━━━━━ Extract to read

Prahlad Friedman is a man apart from the poker industry. While many young players have trodden the familiar path of gaining reputations based on their online play, many legends of the game cut their teeth at the live felt. Friedman falls between those two stalls.
The man known as Pragress spoke with us during the 2019 World Series of Poker on his incredible rise and fall, along with What he’d really say to Russ Hamilton if he met him today.
Watch the Prahlad Friedman Poker Central Podcast episode on PokerGO right now.
While Friedman has been incredibly successful in poker, he gave up on his dream of being in the NBA, growing up being a fine basketball player.
“I was very competitive, so wanted to be best the world at poker,” says Friedman, referencing how he began his discovery of the game from his father. “It all started with my Dad winning a lowball tournament. It was exciting.”
Friedman realized that it wasn’t just a game played for fun or bragging rights between older men. He quickly signed up online, and developed a fearsome reputation, mixing it up and pioneering some of the plays defined as optimal by the solvers in use today. Bridging the generation gap with his father’s poker pursuit, Friedman became a big name in the game.
“I miss waking up in my underwear, taking on all comers,” states Friedman when asked about those formative years.
“Whether it was Phil Ivey, Doyle Brunson or ‘Durrr’ , there was a time where I would literally play anyone,” admits Friedman, “That’s how I got cheated for so much. There was some ego there, which was detrimental to me in the end. I did think I was the best in the world. I wanted to stay there.”
Friedman could not stay there, but it wasn’t down to his own play. The Ultimate Bet scandal saw players robbed of millions due to others being able to see hole cards. Friedman himself lost a fortune.
“I had done well for so long and taken swings; up a million, down a million. I figured it was a downswing. There were times when I started to get nervous something was happening, but picked me off for a couple million. It really hurt me bad.”
Friedman noticed his game changing, which was one of the worst things about the whole affair.

━━━━━━━━━━
━━━━━ Data section

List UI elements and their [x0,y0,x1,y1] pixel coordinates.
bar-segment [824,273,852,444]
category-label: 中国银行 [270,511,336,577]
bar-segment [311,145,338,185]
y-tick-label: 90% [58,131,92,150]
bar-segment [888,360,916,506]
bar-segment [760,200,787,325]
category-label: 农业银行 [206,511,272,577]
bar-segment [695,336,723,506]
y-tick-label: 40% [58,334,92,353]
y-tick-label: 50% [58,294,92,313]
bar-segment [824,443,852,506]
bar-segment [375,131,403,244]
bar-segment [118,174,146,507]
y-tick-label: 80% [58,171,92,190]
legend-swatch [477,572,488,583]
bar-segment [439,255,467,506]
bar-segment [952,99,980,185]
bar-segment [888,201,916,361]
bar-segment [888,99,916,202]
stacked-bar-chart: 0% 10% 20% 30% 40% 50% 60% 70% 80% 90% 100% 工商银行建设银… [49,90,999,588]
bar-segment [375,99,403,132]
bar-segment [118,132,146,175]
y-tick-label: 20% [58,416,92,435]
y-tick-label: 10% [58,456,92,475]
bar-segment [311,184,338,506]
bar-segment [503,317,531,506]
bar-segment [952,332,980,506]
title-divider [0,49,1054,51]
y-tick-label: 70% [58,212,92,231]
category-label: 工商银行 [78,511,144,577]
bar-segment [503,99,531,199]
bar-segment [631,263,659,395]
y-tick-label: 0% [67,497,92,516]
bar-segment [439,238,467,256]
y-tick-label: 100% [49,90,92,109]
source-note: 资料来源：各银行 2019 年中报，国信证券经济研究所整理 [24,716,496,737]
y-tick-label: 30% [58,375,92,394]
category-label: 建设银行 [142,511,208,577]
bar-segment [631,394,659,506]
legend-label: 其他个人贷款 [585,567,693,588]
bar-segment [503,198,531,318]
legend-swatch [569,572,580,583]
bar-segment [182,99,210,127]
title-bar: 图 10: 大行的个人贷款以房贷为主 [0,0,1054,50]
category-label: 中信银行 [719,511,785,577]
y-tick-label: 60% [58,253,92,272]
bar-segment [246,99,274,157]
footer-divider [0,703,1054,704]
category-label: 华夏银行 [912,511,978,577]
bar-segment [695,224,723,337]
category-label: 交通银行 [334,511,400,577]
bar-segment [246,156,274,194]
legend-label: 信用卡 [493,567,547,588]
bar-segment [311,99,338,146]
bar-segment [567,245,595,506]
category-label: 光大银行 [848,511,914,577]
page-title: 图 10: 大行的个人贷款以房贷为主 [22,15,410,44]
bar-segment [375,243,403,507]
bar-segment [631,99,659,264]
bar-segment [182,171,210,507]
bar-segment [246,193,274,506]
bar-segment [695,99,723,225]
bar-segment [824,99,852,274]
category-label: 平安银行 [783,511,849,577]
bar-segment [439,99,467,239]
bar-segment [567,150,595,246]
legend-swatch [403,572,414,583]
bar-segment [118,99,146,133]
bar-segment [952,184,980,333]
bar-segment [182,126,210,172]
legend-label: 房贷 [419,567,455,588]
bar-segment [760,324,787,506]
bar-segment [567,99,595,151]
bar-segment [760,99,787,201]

━━━━━━━━━━

### Problem description
Print the entire Prahlad Friedman piece again, word for word.

### Complete answer
Prahlad Friedman is a man apart from the poker industry. While many young players have trodden the familiar path of gaining reputations based on their online play, many legends of the game cut their teeth at the live felt. Friedman falls between those two stalls.
The man known as Pragress spoke with us during the 2019 World Series of Poker on his incredible rise and fall, along with What he’d really say to Russ Hamilton if he met him today.
Watch the Prahlad Friedman Poker Central Podcast episode on PokerGO right now.
While Friedman has been incredibly successful in poker, he gave up on his dream of being in the NBA, growing up being a fine basketball player.
“I was very competitive, so wanted to be best the world at poker,” says Friedman, referencing how he began his discovery of the game from his father. “It all started with my Dad winning a lowball tournament. It was exciting.”
Friedman realized that it wasn’t just a game played for fun or bragging rights between older men. He quickly signed up online, and developed a fearsome reputation, mixing it up and pioneering some of the plays defined as optimal by the solvers in use today. Bridging the generation gap with his father’s poker pursuit, Friedman became a big name in the game.
“I miss waking up in my underwear, taking on all comers,” states Friedman when asked about those formative years.
“Whether it was Phil Ivey, Doyle Brunson or ‘Durrr’ , there was a time where I would literally play anyone,” admits Friedman, “That’s how I got cheated for so much. There was some ego there, which was detrimental to me in the end. I did think I was the best in the world. I wanted to stay there.”
Friedman could not stay there, but it wasn’t down to his own play. The Ultimate Bet scandal saw players robbed of millions due to others being able to see hole cards. Friedman himself lost a fortune.
“I had done well for so long and taken swings; up a million, down a million. I figured it was a downswing. There were times when I started to get nervous something was happening, but picked me off for a couple million. It really hurt me bad.”
Friedman noticed his game changing, which was one of the worst things about the whole affair.